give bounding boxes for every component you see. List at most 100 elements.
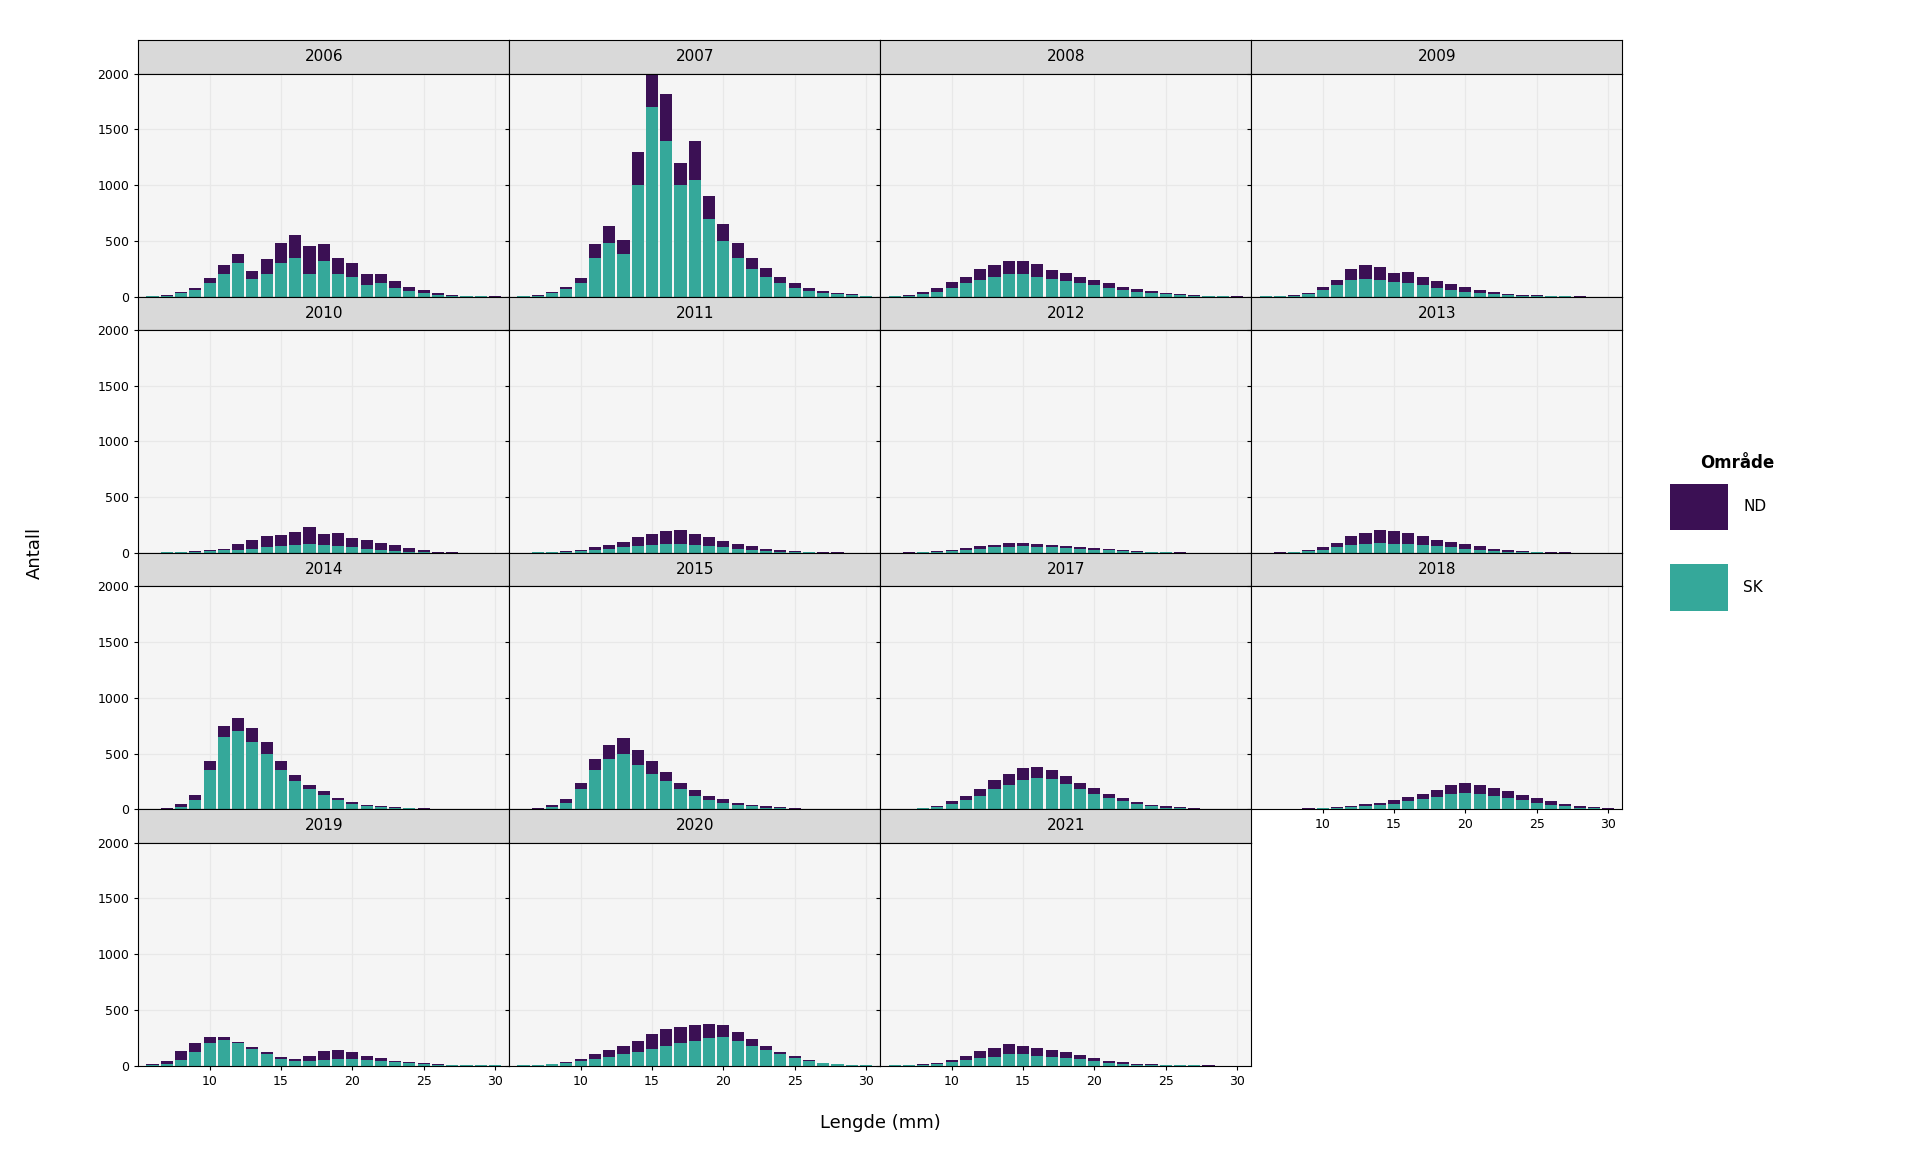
Bar — [361, 1055, 372, 1060]
Bar — [1060, 775, 1071, 783]
Bar — [561, 1063, 572, 1066]
Bar — [1346, 808, 1357, 810]
Bar — [190, 290, 202, 297]
Bar — [632, 537, 643, 546]
Bar — [1359, 533, 1371, 544]
Bar — [689, 1025, 701, 1041]
Bar — [204, 283, 215, 297]
Bar — [204, 552, 215, 553]
Bar — [561, 799, 572, 803]
Bar — [689, 790, 701, 796]
Bar — [217, 1040, 230, 1066]
Bar — [317, 791, 330, 795]
Bar — [660, 141, 672, 297]
Bar — [217, 265, 230, 274]
Bar — [246, 548, 259, 553]
Bar — [1117, 1062, 1129, 1064]
Bar — [217, 274, 230, 297]
Bar — [1402, 544, 1415, 553]
Bar — [1475, 294, 1486, 297]
Bar — [303, 1061, 315, 1066]
Bar — [403, 287, 415, 291]
Bar — [618, 240, 630, 255]
Bar — [403, 548, 415, 552]
Bar — [332, 546, 344, 553]
Bar — [1501, 791, 1515, 798]
Bar — [303, 274, 315, 297]
Bar — [1359, 265, 1371, 279]
Bar — [1002, 544, 1016, 547]
Bar — [660, 781, 672, 810]
Bar — [1488, 551, 1500, 553]
Bar — [232, 255, 244, 263]
Bar — [645, 761, 659, 774]
Bar — [1002, 785, 1016, 810]
Bar — [1446, 785, 1457, 794]
Bar — [1402, 797, 1415, 802]
Bar — [1475, 290, 1486, 294]
Bar — [1073, 276, 1087, 283]
Bar — [1402, 802, 1415, 810]
Bar — [960, 1060, 972, 1066]
Bar — [732, 803, 743, 805]
Bar — [1359, 279, 1371, 297]
Bar — [674, 789, 687, 810]
Bar — [1160, 293, 1171, 295]
Bar — [1073, 548, 1087, 553]
Bar — [589, 244, 601, 258]
Bar — [1459, 548, 1471, 553]
Bar — [645, 62, 659, 107]
Bar — [1031, 778, 1043, 810]
Bar — [1102, 283, 1116, 288]
Bar — [261, 1052, 273, 1054]
Bar — [632, 765, 643, 810]
Bar — [1373, 803, 1386, 805]
Bar — [190, 801, 202, 810]
Bar — [774, 276, 787, 283]
Bar — [290, 545, 301, 553]
Bar — [261, 274, 273, 297]
Bar — [1530, 798, 1544, 803]
Bar — [1373, 805, 1386, 810]
Bar — [831, 293, 843, 295]
Bar — [403, 1063, 415, 1066]
Bar — [374, 550, 388, 553]
Bar — [1459, 287, 1471, 291]
Bar — [390, 1061, 401, 1062]
Bar — [918, 293, 929, 295]
Bar — [246, 742, 259, 810]
Bar — [290, 781, 301, 810]
Bar — [1459, 544, 1471, 548]
Bar — [1430, 797, 1444, 810]
Bar — [361, 286, 372, 297]
Bar — [374, 1059, 388, 1061]
Bar — [689, 796, 701, 810]
Bar — [1073, 547, 1087, 548]
Bar — [931, 293, 943, 297]
Bar — [845, 295, 858, 297]
Bar — [618, 738, 630, 753]
Bar — [660, 531, 672, 544]
Bar — [1046, 1049, 1058, 1056]
Text: 2021: 2021 — [1046, 818, 1085, 833]
Bar — [246, 279, 259, 297]
Bar — [290, 532, 301, 545]
Bar — [947, 1060, 958, 1062]
Bar — [589, 547, 601, 550]
Bar — [204, 1037, 215, 1044]
Bar — [589, 258, 601, 297]
Bar — [1046, 779, 1058, 810]
Bar — [745, 258, 758, 268]
Bar — [1102, 1063, 1116, 1066]
Bar — [346, 1052, 359, 1059]
Text: Antall: Antall — [25, 526, 44, 579]
Bar — [317, 1060, 330, 1066]
Bar — [1488, 796, 1500, 810]
Bar — [1373, 266, 1386, 280]
Bar — [603, 545, 614, 548]
Bar — [1046, 771, 1058, 779]
Bar — [246, 1047, 259, 1048]
Bar — [1018, 546, 1029, 553]
Bar — [745, 268, 758, 297]
Bar — [175, 294, 186, 297]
—————
EXERCISE INSTRUCTIONS: Reproduce the entries above verbatim, line by line, leaving out the picture placeholder.

SOLUTION:
give bounding boxes for every component you see. List at most 100 elements.
Bar — [361, 1055, 372, 1060]
Bar — [1060, 775, 1071, 783]
Bar — [561, 1063, 572, 1066]
Bar — [1346, 808, 1357, 810]
Bar — [190, 290, 202, 297]
Bar — [632, 537, 643, 546]
Bar — [1359, 533, 1371, 544]
Bar — [689, 1025, 701, 1041]
Bar — [204, 283, 215, 297]
Bar — [204, 552, 215, 553]
Bar — [561, 799, 572, 803]
Bar — [689, 790, 701, 796]
Bar — [217, 1040, 230, 1066]
Bar — [317, 791, 330, 795]
Bar — [660, 141, 672, 297]
Bar — [217, 265, 230, 274]
Bar — [246, 548, 259, 553]
Bar — [1117, 1062, 1129, 1064]
Bar — [217, 274, 230, 297]
Bar — [1402, 544, 1415, 553]
Bar — [1475, 294, 1486, 297]
Bar — [303, 1061, 315, 1066]
Bar — [403, 287, 415, 291]
Bar — [618, 240, 630, 255]
Bar — [403, 548, 415, 552]
Bar — [332, 546, 344, 553]
Bar — [1501, 791, 1515, 798]
Bar — [303, 274, 315, 297]
Bar — [1359, 265, 1371, 279]
Bar — [1002, 544, 1016, 547]
Bar — [660, 781, 672, 810]
Bar — [1488, 551, 1500, 553]
Bar — [232, 255, 244, 263]
Bar — [645, 761, 659, 774]
Bar — [1002, 785, 1016, 810]
Bar — [1446, 785, 1457, 794]
Bar — [1402, 797, 1415, 802]
Bar — [1475, 290, 1486, 294]
Bar — [1073, 276, 1087, 283]
Bar — [1402, 802, 1415, 810]
Bar — [960, 1060, 972, 1066]
Bar — [732, 803, 743, 805]
Bar — [1359, 279, 1371, 297]
Bar — [674, 789, 687, 810]
Bar — [1160, 293, 1171, 295]
Bar — [1073, 548, 1087, 553]
Bar — [589, 244, 601, 258]
Bar — [1459, 548, 1471, 553]
Bar — [645, 62, 659, 107]
Bar — [1031, 778, 1043, 810]
Bar — [1102, 283, 1116, 288]
Bar — [261, 1052, 273, 1054]
Bar — [632, 765, 643, 810]
Bar — [1373, 803, 1386, 805]
Bar — [190, 801, 202, 810]
Bar — [774, 276, 787, 283]
Bar — [290, 545, 301, 553]
Bar — [261, 274, 273, 297]
Bar — [1530, 798, 1544, 803]
Bar — [1373, 805, 1386, 810]
Bar — [831, 293, 843, 295]
Bar — [403, 1063, 415, 1066]
Bar — [374, 550, 388, 553]
Bar — [1459, 287, 1471, 291]
Bar — [390, 1061, 401, 1062]
Bar — [918, 293, 929, 295]
Bar — [246, 742, 259, 810]
Bar — [290, 781, 301, 810]
Bar — [1459, 544, 1471, 548]
Bar — [1430, 797, 1444, 810]
Bar — [361, 286, 372, 297]
Bar — [374, 1059, 388, 1061]
Bar — [689, 796, 701, 810]
Bar — [1073, 547, 1087, 548]
Bar — [931, 293, 943, 297]
Bar — [845, 295, 858, 297]
Bar — [618, 738, 630, 753]
Bar — [660, 531, 672, 544]
Bar — [1046, 1049, 1058, 1056]
Text: 2021: 2021 — [1046, 818, 1085, 833]
Bar — [246, 279, 259, 297]
Bar — [290, 532, 301, 545]
Bar — [947, 1060, 958, 1062]
Bar — [589, 547, 601, 550]
Bar — [204, 1037, 215, 1044]
Bar — [589, 258, 601, 297]
Bar — [1046, 779, 1058, 810]
Bar — [745, 258, 758, 268]
Bar — [1102, 1063, 1116, 1066]
Bar — [346, 1052, 359, 1059]
Text: Antall: Antall — [25, 526, 44, 579]
Bar — [317, 1060, 330, 1066]
Bar — [1488, 796, 1500, 810]
Bar — [1373, 266, 1386, 280]
Bar — [603, 545, 614, 548]
Bar — [1046, 771, 1058, 779]
Bar — [246, 1047, 259, 1048]
Bar — [1018, 546, 1029, 553]
Bar — [745, 268, 758, 297]
Bar — [175, 294, 186, 297]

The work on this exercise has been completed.